EXERCISE →
Copy out each line of the data holding "error".

EXTRACTED ENTRIES →

○ ○ ○ ○

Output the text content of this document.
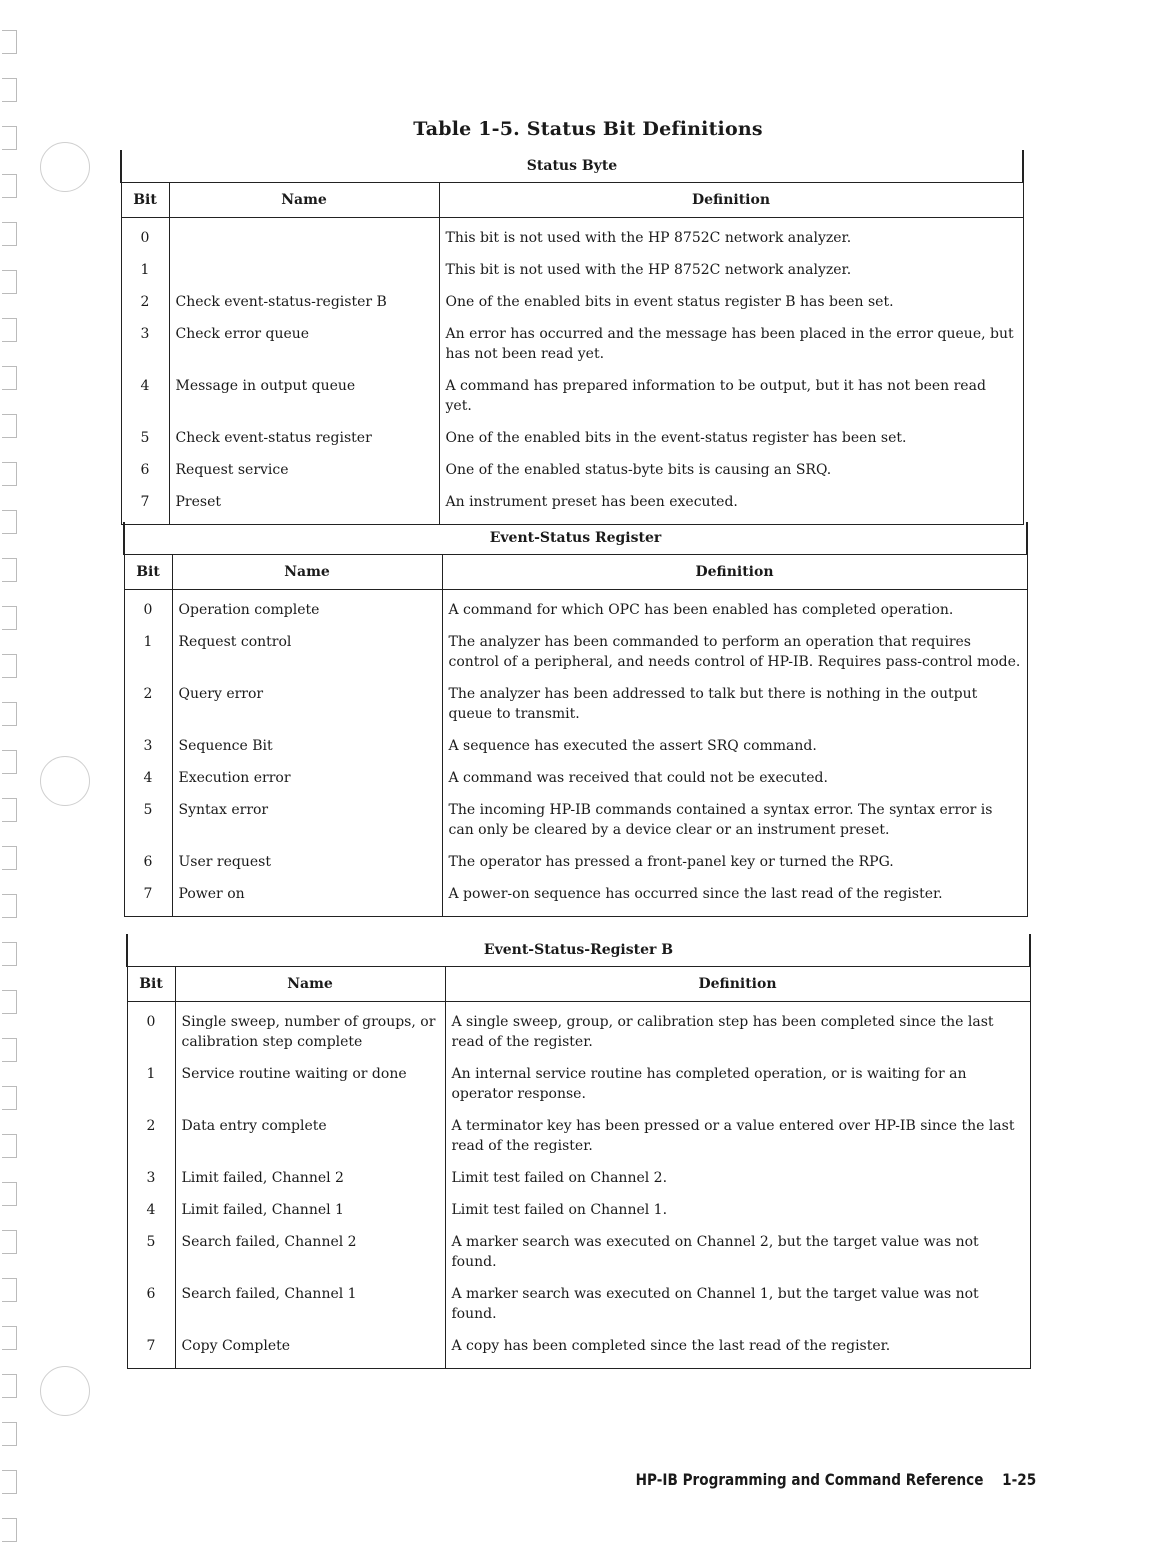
Table 1-5. Status Bit Definitions
Status Byte		
Bit	Name	Definition
0		This bit is not used with the HP 8752C network analyzer.
1		This bit is not used with the HP 8752C network analyzer.
2	Check event-status-register B	One of the enabled bits in event status register B has been set.
3	Check error queue	An error has occurred and the message has been placed in the error queue, but has not been read yet.
4	Message in output queue	A command has prepared information to be output, but it has not been read yet.
5	Check event-status register	One of the enabled bits in the event-status register has been set.
6	Request service	One of the enabled status-byte bits is causing an SRQ.
7	Preset	An instrument preset has been executed.
Event-Status Register		
Bit	Name	Definition
0	Operation complete	A command for which OPC has been enabled has completed operation.
1	Request control	The analyzer has been commanded to perform an operation that requires control of a peripheral, and needs control of HP-IB. Requires pass-control mode.
2	Query error	The analyzer has been addressed to talk but there is nothing in the output queue to transmit.
3	Sequence Bit	A sequence has executed the assert SRQ command.
4	Execution error	A command was received that could not be executed.
5	Syntax error	The incoming HP-IB commands contained a syntax error. The syntax error is can only be cleared by a device clear or an instrument preset.
6	User request	The operator has pressed a front-panel key or turned the RPG.
7	Power on	A power-on sequence has occurred since the last read of the register.
Event-Status-Register B		
Bit	Name	Definition
0	Single sweep, number of groups, or calibration step complete	A single sweep, group, or calibration step has been completed since the last read of the register.
1	Service routine waiting or done	An internal service routine has completed operation, or is waiting for an operator response.
2	Data entry complete	A terminator key has been pressed or a value entered over HP-IB since the last read of the register.
3	Limit failed, Channel 2	Limit test failed on Channel 2.
4	Limit failed, Channel 1	Limit test failed on Channel 1.
5	Search failed, Channel 2	A marker search was executed on Channel 2, but the target value was not found.
6	Search failed, Channel 1	A marker search was executed on Channel 1, but the target value was not found.
7	Copy Complete	A copy has been completed since the last read of the register.
HP-IB Programming and Command Reference 1-25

○ ○ ○ ○

SOLUTION →
3	Check error queue	An error has occurred and the message has been placed in the error queue, but has not been read yet.
2	Query error	The analyzer has been addressed to talk but there is nothing in the output queue to transmit.
4	Execution error	A command was received that could not be executed.
5	Syntax error	The incoming HP-IB commands contained a syntax error. The syntax error is can only be cleared by a device clear or an instrument preset.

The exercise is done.